> **Passage**:
==========
( 5 )The Company issued to Deerfield Special Situations Fund, L.P., in lieu of interest payments as of March 31, 2012 on a loan made by such Reporting Person, 397 shares of Series A-2 Preferred, based on a stated value of $100 per share of Series A-2 Preferred. The number set forth in column 5 represents the number of shares of Series A-2 Preferred issued in respect of such right to acquire in lieu of interest payments.
( 6 )The Company issued to Deerfield Special Situations Fund International, Limited, in lieu of interest payments as of March 31, 2012 on a loan made by such Reporting Person, 728 shares of Series A-2 Preferred, based on a stated value of $100 per share of Series A-2 Preferred. The number set forth in column 5 represents the number of shares of Series A-2 Preferred issued in respect of such right to acquire in lieu of interest payments.
==========
> **Given records**:
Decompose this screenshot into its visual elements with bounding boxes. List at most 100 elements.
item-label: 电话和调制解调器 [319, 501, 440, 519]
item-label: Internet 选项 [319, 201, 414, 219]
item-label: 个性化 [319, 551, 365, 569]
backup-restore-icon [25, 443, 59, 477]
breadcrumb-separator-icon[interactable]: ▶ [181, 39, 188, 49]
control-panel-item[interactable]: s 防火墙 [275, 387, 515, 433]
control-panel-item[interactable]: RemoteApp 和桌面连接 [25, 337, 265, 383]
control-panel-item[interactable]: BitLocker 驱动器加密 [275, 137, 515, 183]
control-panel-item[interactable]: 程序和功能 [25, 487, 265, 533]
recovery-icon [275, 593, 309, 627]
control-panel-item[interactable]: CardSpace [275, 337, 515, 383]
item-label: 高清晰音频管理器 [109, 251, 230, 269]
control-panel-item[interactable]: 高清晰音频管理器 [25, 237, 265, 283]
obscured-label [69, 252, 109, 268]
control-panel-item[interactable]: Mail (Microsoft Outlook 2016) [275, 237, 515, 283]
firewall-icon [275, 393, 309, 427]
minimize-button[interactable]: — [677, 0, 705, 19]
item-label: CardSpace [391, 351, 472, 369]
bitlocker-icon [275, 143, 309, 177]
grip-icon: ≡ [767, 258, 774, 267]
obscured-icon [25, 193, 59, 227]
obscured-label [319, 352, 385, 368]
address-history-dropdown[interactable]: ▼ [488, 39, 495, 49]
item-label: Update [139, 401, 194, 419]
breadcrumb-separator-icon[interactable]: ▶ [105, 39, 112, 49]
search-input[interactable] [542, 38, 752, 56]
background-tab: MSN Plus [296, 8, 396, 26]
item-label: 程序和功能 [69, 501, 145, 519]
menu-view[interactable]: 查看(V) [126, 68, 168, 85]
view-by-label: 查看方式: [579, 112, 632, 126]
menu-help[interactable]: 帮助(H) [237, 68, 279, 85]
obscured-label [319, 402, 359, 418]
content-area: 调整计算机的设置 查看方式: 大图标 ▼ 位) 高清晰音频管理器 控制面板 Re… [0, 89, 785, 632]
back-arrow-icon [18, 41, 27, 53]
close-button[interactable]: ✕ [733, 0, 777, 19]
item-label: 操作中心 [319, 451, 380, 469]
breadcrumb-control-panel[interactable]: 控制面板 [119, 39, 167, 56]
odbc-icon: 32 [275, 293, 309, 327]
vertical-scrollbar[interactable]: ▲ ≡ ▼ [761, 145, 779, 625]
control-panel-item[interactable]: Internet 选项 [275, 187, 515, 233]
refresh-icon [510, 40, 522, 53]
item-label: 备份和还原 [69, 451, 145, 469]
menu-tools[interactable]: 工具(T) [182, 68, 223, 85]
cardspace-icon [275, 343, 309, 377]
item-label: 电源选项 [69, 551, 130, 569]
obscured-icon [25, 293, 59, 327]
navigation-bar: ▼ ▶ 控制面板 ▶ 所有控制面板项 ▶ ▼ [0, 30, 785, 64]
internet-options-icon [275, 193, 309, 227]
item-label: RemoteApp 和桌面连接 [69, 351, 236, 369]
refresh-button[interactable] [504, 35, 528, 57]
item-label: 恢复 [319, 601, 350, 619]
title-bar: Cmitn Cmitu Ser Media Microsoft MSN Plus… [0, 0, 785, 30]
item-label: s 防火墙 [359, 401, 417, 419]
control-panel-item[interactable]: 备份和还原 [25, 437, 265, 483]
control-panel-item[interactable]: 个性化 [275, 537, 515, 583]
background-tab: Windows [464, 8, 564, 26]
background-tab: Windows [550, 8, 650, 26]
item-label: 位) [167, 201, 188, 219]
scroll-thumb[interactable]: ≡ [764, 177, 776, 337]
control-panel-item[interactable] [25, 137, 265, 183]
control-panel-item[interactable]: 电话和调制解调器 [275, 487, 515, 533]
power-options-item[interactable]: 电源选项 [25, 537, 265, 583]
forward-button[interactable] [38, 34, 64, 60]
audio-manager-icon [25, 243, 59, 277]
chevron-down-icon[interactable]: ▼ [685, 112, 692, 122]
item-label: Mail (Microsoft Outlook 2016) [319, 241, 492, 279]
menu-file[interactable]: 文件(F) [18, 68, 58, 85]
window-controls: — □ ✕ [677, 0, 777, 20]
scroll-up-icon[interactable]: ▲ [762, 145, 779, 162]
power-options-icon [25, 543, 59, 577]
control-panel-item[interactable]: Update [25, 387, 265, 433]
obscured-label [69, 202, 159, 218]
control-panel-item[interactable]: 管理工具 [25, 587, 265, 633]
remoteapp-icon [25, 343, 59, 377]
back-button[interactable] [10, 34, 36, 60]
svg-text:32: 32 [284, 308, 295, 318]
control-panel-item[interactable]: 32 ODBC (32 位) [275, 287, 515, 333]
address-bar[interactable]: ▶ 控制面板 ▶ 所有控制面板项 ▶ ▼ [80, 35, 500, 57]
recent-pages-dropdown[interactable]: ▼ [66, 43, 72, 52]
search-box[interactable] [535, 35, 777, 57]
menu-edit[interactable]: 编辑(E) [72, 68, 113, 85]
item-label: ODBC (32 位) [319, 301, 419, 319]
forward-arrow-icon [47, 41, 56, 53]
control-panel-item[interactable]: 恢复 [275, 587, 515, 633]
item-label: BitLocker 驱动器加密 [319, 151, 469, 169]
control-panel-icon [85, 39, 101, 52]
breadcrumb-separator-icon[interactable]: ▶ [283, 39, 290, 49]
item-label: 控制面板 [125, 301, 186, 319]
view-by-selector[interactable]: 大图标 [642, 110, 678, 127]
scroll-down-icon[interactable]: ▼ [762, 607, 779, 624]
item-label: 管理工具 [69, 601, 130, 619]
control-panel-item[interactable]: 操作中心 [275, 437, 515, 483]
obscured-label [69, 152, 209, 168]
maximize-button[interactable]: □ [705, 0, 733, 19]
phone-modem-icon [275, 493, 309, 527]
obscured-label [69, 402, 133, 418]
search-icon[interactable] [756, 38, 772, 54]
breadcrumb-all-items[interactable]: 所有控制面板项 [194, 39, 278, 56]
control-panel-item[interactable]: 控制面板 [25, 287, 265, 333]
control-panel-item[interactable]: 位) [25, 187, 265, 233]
==========
> **Work required**:
Pick up the footnotes on Series A-2 Preferred shares issued in lieu of interest and continue them past their final sentence. The entries were drawn from a separate source and are unrelated to the passage.

> **Response**:
( 7 )The Company issued to Deerfield Private Design Fund, L.P., in lieu of interest payments as of March 31, 2012 on a loan made by such Reporting Person, 2,155 shares of Series A-2 Preferred, based on a stated value of $100 per share of Series A-2 Preferred. The number set forth in column 5 represents the number of shares of Series A-2 Preferred issued in respect of such right to acquire in lieu of interest payments.
( 8 )The Company issued to Deerfield Private Design International, L.P., in lieu of interest payments as of March 31, 2012 on a loan made by such Reporting Person, 3,472 shares of Series A-2 Preferred, based on a stated value of $100 per share of Series A-2 Preferred. The number set forth in column 5 represents the number of shares of Series A-2 Preferred issued in respect of such right to acquire in lieu of interest payments.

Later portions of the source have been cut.